Data entries:
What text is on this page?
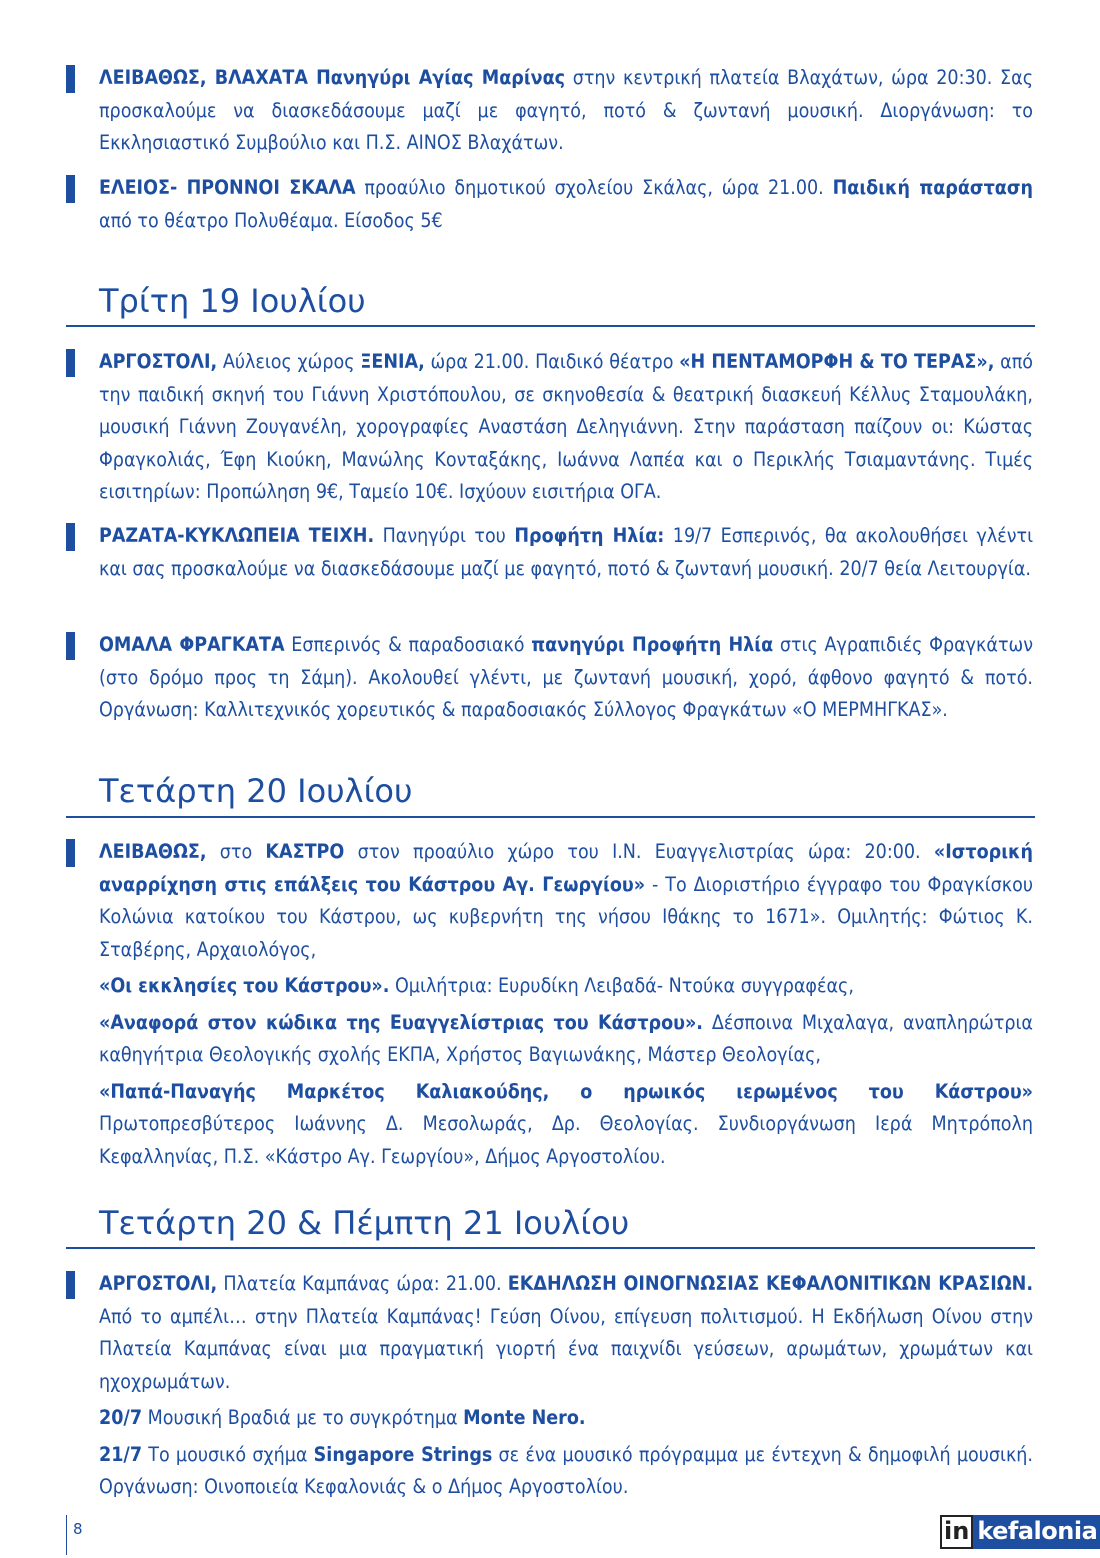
ΛΕΙΒΑΘΩΣ, ΒΛΑΧΑΤΑ Πανηγύρι Αγίας Μαρίνας στην κεντρική πλατεία Βλαχάτων, ώρα 20:30. Σας προσκαλούμε να διασκεδάσουμε μαζί με φαγητό, ποτό & ζωντανή μουσική. Διοργάνωση: το Εκκλησιαστικό Συμβούλιο και Π.Σ. ΑΙΝΟΣ Βλαχάτων.

ΕΛΕΙΟΣ- ΠΡΟΝΝΟΙ ΣΚΑΛΑ προαύλιο δημοτικού σχολείου Σκάλας, ώρα 21.00. Παιδική παράσταση από το θέατρο Πολυθέαμα. Είσοδος 5€

Τρίτη 19 Ιουλίου

ΑΡΓΟΣΤΟΛΙ, Αύλειος χώρος ΞΕΝΙΑ, ώρα 21.00. Παιδικό θέατρο «Η ΠΕΝΤΑΜΟΡΦΗ & ΤΟ ΤΕΡΑΣ», από την παιδική σκηνή του Γιάννη Χριστόπουλου, σε σκηνοθεσία & θεατρική διασκευή Κέλλυς Σταμουλάκη, μουσική Γιάννη Ζουγανέλη, χορογραφίες Αναστάση Δεληγιάννη. Στην παράσταση παίζουν οι: Κώστας Φραγκολιάς, Έφη Κιούκη, Μανώλης Κονταξάκης, Ιωάννα Λαπέα και ο Περικλής Τσιαμαντάνης. Τιμές εισιτηρίων: Προπώληση 9€, Ταμείο 10€. Ισχύουν εισιτήρια ΟΓΑ.

ΡΑΖΑΤΑ-ΚΥΚΛΩΠΕΙΑ ΤΕΙΧΗ. Πανηγύρι του Προφήτη Ηλία: 19/7 Εσπερινός, θα ακολουθήσει γλέντι και σας προσκαλούμε να διασκεδάσουμε μαζί με φαγητό, ποτό & ζωντανή μουσική. 20/7 θεία Λειτουργία.

ΟΜΑΛΑ ΦΡΑΓΚΑΤΑ Εσπερινός & παραδοσιακό πανηγύρι Προφήτη Ηλία στις Αγραπιδιές Φραγκάτων (στο δρόμο προς τη Σάμη). Ακολουθεί γλέντι, με ζωντανή μουσική, χορό, άφθονο φαγητό & ποτό. Οργάνωση: Καλλιτεχνικός χορευτικός & παραδοσιακός Σύλλογος Φραγκάτων «Ο ΜΕΡΜΗΓΚΑΣ».

Τετάρτη 20 Ιουλίου

ΛΕΙΒΑΘΩΣ, στο ΚΑΣΤΡΟ στον προαύλιο χώρο του Ι.Ν. Ευαγγελιστρίας ώρα: 20:00. «Ιστορική αναρρίχηση στις επάλξεις του Κάστρου Αγ. Γεωργίου» - Το Διοριστήριο έγγραφο του Φραγκίσκου Κολώνια κατοίκου του Κάστρου, ως κυβερνήτη της νήσου Ιθάκης το 1671». Ομιλητής: Φώτιος Κ. Σταβέρης, Αρχαιολόγος,

«Οι εκκλησίες του Κάστρου». Ομιλήτρια: Ευρυδίκη Λειβαδά- Ντούκα συγγραφέας,

«Αναφορά στον κώδικα της Ευαγγελίστριας του Κάστρου». Δέσποινα Μιχαλαγα, αναπληρώτρια καθηγήτρια Θεολογικής σχολής ΕΚΠΑ, Χρήστος Βαγιωνάκης, Μάστερ Θεολογίας,

«Παπά-Παναγής Μαρκέτος Καλιακούδης, ο ηρωικός ιερωμένος του Κάστρου» Πρωτοπρεσβύτερος Ιωάννης Δ. Μεσολωράς, Δρ. Θεολογίας. Συνδιοργάνωση Ιερά Μητρόπολη Κεφαλληνίας, Π.Σ. «Κάστρο Αγ. Γεωργίου», Δήμος Αργοστολίου.

Τετάρτη 20 & Πέμπτη 21 Ιουλίου

ΑΡΓΟΣΤΟΛΙ, Πλατεία Καμπάνας ώρα: 21.00. ΕΚΔΗΛΩΣΗ ΟΙΝΟΓΝΩΣΙΑΣ ΚΕΦΑΛΟΝΙΤΙΚΩΝ ΚΡΑΣΙΩΝ. Από το αμπέλι… στην Πλατεία Καμπάνας! Γεύση Οίνου, επίγευση πολιτισμού. Η Εκδήλωση Οίνου στην Πλατεία Καμπάνας είναι μια πραγματική γιορτή ένα παιχνίδι γεύσεων, αρωμάτων, χρωμάτων και ηχοχρωμάτων.

20/7 Μουσική Βραδιά με το συγκρότημα Monte Nero.

21/7 Το μουσικό σχήμα Singapore Strings σε ένα μουσικό πρόγραμμα με έντεχνη & δημοφιλή μουσική. Οργάνωση: Οινοποιεία Κεφαλονιάς & ο Δήμος Αργοστολίου.

8	in kefalonia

** What this task involves **
Every line above should be repeated exactly; pictures stay out of the copy.

** Task response **
What text is on this page?
ΛΕΙΒΑΘΩΣ, ΒΛΑΧΑΤΑ Πανηγύρι Αγίας Μαρίνας στην κεντρική πλατεία Βλαχάτων, ώρα 20:30. Σας προσκαλούμε να διασκεδάσουμε μαζί με φαγητό, ποτό & ζωντανή μουσική. Διοργάνωση: το Εκκλησιαστικό Συμβούλιο και Π.Σ. ΑΙΝΟΣ Βλαχάτων.

ΕΛΕΙΟΣ- ΠΡΟΝΝΟΙ ΣΚΑΛΑ προαύλιο δημοτικού σχολείου Σκάλας, ώρα 21.00. Παιδική παράσταση από το θέατρο Πολυθέαμα. Είσοδος 5€

Τρίτη 19 Ιουλίου

ΑΡΓΟΣΤΟΛΙ, Αύλειος χώρος ΞΕΝΙΑ, ώρα 21.00. Παιδικό θέατρο «Η ΠΕΝΤΑΜΟΡΦΗ & ΤΟ ΤΕΡΑΣ», από την παιδική σκηνή του Γιάννη Χριστόπουλου, σε σκηνοθεσία & θεατρική διασκευή Κέλλυς Σταμουλάκη, μουσική Γιάννη Ζουγανέλη, χορογραφίες Αναστάση Δεληγιάννη. Στην παράσταση παίζουν οι: Κώστας Φραγκολιάς, Έφη Κιούκη, Μανώλης Κονταξάκης, Ιωάννα Λαπέα και ο Περικλής Τσιαμαντάνης. Τιμές εισιτηρίων: Προπώληση 9€, Ταμείο 10€. Ισχύουν εισιτήρια ΟΓΑ.

ΡΑΖΑΤΑ-ΚΥΚΛΩΠΕΙΑ ΤΕΙΧΗ. Πανηγύρι του Προφήτη Ηλία: 19/7 Εσπερινός, θα ακολουθήσει γλέντι και σας προσκαλούμε να διασκεδάσουμε μαζί με φαγητό, ποτό & ζωντανή μουσική. 20/7 θεία Λειτουργία.

ΟΜΑΛΑ ΦΡΑΓΚΑΤΑ Εσπερινός & παραδοσιακό πανηγύρι Προφήτη Ηλία στις Αγραπιδιές Φραγκάτων (στο δρόμο προς τη Σάμη). Ακολουθεί γλέντι, με ζωντανή μουσική, χορό, άφθονο φαγητό & ποτό. Οργάνωση: Καλλιτεχνικός χορευτικός & παραδοσιακός Σύλλογος Φραγκάτων «Ο ΜΕΡΜΗΓΚΑΣ».

Τετάρτη 20 Ιουλίου

ΛΕΙΒΑΘΩΣ, στο ΚΑΣΤΡΟ στον προαύλιο χώρο του Ι.Ν. Ευαγγελιστρίας ώρα: 20:00. «Ιστορική αναρρίχηση στις επάλξεις του Κάστρου Αγ. Γεωργίου» - Το Διοριστήριο έγγραφο του Φραγκίσκου Κολώνια κατοίκου του Κάστρου, ως κυβερνήτη της νήσου Ιθάκης το 1671». Ομιλητής: Φώτιος Κ. Σταβέρης, Αρχαιολόγος,

«Οι εκκλησίες του Κάστρου». Ομιλήτρια: Ευρυδίκη Λειβαδά- Ντούκα συγγραφέας,

«Αναφορά στον κώδικα της Ευαγγελίστριας του Κάστρου». Δέσποινα Μιχαλαγα, αναπληρώτρια καθηγήτρια Θεολογικής σχολής ΕΚΠΑ, Χρήστος Βαγιωνάκης, Μάστερ Θεολογίας,

«Παπά-Παναγής Μαρκέτος Καλιακούδης, ο ηρωικός ιερωμένος του Κάστρου» Πρωτοπρεσβύτερος Ιωάννης Δ. Μεσολωράς, Δρ. Θεολογίας. Συνδιοργάνωση Ιερά Μητρόπολη Κεφαλληνίας, Π.Σ. «Κάστρο Αγ. Γεωργίου», Δήμος Αργοστολίου.

Τετάρτη 20 & Πέμπτη 21 Ιουλίου

ΑΡΓΟΣΤΟΛΙ, Πλατεία Καμπάνας ώρα: 21.00. ΕΚΔΗΛΩΣΗ ΟΙΝΟΓΝΩΣΙΑΣ ΚΕΦΑΛΟΝΙΤΙΚΩΝ ΚΡΑΣΙΩΝ. Από το αμπέλι… στην Πλατεία Καμπάνας! Γεύση Οίνου, επίγευση πολιτισμού. Η Εκδήλωση Οίνου στην Πλατεία Καμπάνας είναι μια πραγματική γιορτή ένα παιχνίδι γεύσεων, αρωμάτων, χρωμάτων και ηχοχρωμάτων.

20/7 Μουσική Βραδιά με το συγκρότημα Monte Nero.

21/7 Το μουσικό σχήμα Singapore Strings σε ένα μουσικό πρόγραμμα με έντεχνη & δημοφιλή μουσική. Οργάνωση: Οινοποιεία Κεφαλονιάς & ο Δήμος Αργοστολίου.

8	in kefalonia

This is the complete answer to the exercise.